▸ **Task details**: Copy every line of the data in which the word "text" occurs.

Raw records:
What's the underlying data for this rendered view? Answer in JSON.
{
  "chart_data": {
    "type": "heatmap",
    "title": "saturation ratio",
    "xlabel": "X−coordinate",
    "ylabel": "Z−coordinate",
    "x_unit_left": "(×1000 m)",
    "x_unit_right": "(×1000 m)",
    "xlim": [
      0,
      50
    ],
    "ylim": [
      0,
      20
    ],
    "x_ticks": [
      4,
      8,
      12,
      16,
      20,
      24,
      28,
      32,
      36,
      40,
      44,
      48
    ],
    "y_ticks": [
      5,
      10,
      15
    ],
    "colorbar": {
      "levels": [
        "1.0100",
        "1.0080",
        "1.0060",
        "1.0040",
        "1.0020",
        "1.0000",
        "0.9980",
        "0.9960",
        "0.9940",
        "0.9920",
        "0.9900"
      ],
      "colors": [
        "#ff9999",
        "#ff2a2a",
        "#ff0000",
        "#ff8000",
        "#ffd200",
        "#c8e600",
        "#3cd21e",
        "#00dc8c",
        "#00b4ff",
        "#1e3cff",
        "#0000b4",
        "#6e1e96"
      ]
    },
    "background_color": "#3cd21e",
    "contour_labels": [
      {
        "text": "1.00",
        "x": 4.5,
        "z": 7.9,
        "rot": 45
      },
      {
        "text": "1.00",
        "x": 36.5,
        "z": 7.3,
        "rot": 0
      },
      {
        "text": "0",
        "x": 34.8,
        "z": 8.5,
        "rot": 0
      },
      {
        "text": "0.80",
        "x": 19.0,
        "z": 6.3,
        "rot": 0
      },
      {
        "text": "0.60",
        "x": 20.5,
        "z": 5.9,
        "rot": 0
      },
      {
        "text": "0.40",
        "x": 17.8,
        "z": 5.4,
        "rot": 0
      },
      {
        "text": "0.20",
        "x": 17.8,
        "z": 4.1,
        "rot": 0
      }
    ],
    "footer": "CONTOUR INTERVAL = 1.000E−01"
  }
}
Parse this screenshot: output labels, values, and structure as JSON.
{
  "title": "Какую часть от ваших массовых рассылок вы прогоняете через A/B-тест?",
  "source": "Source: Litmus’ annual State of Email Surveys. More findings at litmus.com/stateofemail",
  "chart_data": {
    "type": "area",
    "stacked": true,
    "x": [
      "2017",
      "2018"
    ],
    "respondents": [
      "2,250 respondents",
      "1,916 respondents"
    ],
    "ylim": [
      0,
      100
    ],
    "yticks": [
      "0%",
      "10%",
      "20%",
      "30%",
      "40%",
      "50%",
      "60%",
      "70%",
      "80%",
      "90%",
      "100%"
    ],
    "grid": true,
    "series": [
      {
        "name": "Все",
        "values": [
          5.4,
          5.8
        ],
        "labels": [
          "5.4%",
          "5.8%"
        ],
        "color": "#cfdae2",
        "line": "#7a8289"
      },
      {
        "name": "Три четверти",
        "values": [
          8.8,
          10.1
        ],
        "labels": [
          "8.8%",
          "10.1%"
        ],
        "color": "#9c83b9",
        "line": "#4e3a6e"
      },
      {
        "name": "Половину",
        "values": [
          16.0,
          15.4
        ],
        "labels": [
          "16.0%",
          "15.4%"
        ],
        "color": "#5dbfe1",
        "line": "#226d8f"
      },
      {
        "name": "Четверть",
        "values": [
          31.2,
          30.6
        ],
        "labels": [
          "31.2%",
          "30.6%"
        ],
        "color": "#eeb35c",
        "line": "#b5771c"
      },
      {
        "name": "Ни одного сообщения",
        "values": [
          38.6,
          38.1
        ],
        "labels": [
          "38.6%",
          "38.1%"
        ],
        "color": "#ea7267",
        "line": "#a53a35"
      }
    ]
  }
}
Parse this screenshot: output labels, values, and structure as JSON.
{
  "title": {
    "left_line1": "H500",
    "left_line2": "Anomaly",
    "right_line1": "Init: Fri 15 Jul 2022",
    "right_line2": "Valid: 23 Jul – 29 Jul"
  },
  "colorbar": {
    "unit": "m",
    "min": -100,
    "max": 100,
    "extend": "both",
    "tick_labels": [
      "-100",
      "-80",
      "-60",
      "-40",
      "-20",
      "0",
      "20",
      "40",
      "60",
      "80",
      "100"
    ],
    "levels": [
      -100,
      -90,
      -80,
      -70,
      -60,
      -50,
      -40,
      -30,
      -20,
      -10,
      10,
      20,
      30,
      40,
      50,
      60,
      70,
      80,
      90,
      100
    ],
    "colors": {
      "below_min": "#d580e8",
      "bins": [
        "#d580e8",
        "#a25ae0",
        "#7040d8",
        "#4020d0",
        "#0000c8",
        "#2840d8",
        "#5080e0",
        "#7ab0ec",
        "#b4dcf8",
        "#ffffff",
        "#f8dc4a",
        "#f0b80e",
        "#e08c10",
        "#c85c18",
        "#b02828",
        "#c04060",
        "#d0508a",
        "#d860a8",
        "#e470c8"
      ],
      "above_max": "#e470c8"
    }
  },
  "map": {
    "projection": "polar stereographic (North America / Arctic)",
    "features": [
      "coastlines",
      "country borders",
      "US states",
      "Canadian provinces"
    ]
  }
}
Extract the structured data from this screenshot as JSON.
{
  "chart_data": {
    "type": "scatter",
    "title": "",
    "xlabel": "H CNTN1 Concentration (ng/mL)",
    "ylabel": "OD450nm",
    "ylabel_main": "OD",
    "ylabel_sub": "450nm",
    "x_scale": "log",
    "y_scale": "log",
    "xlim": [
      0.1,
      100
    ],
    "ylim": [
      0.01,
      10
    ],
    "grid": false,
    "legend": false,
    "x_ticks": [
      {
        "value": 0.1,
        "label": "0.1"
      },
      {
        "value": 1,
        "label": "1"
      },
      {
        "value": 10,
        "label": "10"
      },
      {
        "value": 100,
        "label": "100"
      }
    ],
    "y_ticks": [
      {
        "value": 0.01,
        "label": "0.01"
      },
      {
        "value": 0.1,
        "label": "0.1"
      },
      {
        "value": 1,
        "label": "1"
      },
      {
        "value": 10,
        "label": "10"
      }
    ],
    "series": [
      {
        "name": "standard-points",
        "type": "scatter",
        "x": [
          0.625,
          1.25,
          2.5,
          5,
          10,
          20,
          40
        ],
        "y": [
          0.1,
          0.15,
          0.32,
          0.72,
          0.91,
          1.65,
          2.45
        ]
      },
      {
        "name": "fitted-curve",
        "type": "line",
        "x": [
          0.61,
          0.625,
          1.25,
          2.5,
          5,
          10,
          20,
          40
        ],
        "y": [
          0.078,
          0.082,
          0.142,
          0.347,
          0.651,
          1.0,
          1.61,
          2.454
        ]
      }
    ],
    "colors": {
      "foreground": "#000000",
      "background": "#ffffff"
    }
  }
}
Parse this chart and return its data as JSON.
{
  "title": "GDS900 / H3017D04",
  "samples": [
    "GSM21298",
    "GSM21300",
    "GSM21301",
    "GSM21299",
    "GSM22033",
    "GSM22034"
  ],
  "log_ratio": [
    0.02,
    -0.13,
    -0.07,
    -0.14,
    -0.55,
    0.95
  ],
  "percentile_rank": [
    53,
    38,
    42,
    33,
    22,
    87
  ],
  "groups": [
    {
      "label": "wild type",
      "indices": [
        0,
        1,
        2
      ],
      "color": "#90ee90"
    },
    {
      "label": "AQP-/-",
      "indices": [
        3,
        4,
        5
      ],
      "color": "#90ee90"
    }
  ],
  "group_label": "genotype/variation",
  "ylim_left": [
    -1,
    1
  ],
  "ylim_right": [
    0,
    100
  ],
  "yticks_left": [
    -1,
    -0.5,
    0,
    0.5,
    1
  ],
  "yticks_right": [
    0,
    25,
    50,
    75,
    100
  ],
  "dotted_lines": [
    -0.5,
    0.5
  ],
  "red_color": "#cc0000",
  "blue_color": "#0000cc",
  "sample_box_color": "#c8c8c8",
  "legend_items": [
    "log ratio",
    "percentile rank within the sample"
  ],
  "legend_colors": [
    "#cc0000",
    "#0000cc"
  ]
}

▸ **Response to this exercise**:
        "text": "1.00",
        "text": "1.00",
        "text": "0",
        "text": "0.80",
        "text": "0.60",
        "text": "0.40",
        "text": "0.20",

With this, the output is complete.